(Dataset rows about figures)
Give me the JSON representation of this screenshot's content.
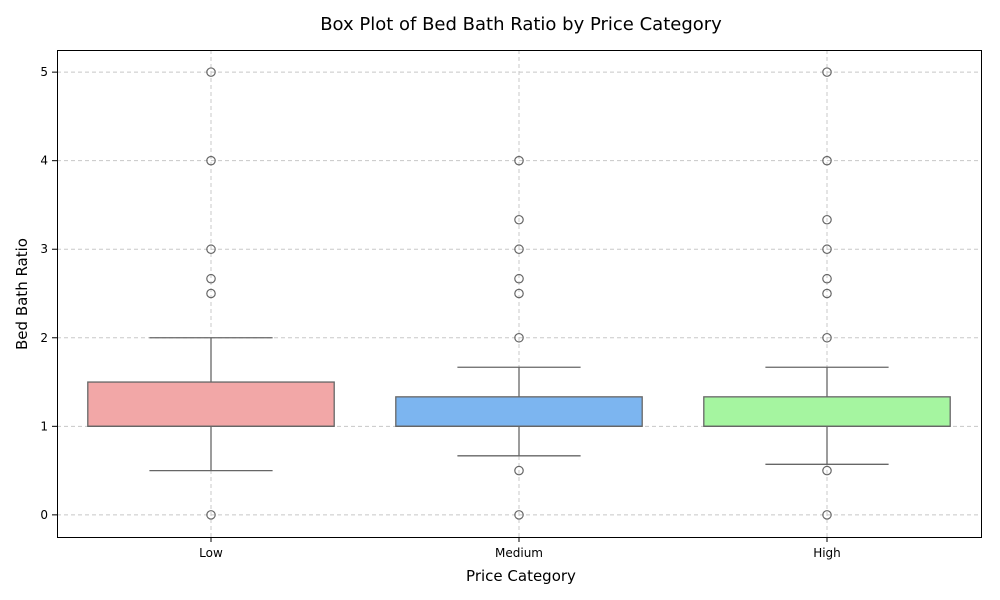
{
  "chart_data": {
    "type": "box",
    "title": "Box Plot of Bed Bath Ratio by Price Category",
    "xlabel": "Price Category",
    "ylabel": "Bed Bath Ratio",
    "categories": [
      "Low",
      "Medium",
      "High"
    ],
    "y_ticks": [
      "0",
      "1",
      "2",
      "3",
      "4",
      "5"
    ],
    "ylim": [
      -0.25,
      5.25
    ],
    "grid": true,
    "colors": [
      "#f2a7a7",
      "#7cb5f0",
      "#a5f5a0"
    ],
    "edge_color": "#666666",
    "boxes": [
      {
        "category": "Low",
        "whisker_low": 0.5,
        "q1": 1.0,
        "median": 1.0,
        "q3": 1.5,
        "whisker_high": 2.0,
        "outliers": [
          0.0,
          2.5,
          2.667,
          3.0,
          4.0,
          5.0
        ]
      },
      {
        "category": "Medium",
        "whisker_low": 0.667,
        "q1": 1.0,
        "median": 1.0,
        "q3": 1.333,
        "whisker_high": 1.667,
        "outliers": [
          0.0,
          0.5,
          2.0,
          2.5,
          2.667,
          3.0,
          3.333,
          4.0
        ]
      },
      {
        "category": "High",
        "whisker_low": 0.571,
        "q1": 1.0,
        "median": 1.0,
        "q3": 1.333,
        "whisker_high": 1.667,
        "outliers": [
          0.0,
          0.5,
          2.0,
          2.5,
          2.667,
          3.0,
          3.333,
          4.0,
          5.0
        ]
      }
    ]
  }
}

**REQUEST**: Give the count of lines in the records that contain "Price", and no other text.

**ANSWER FOR THE TASK**: 2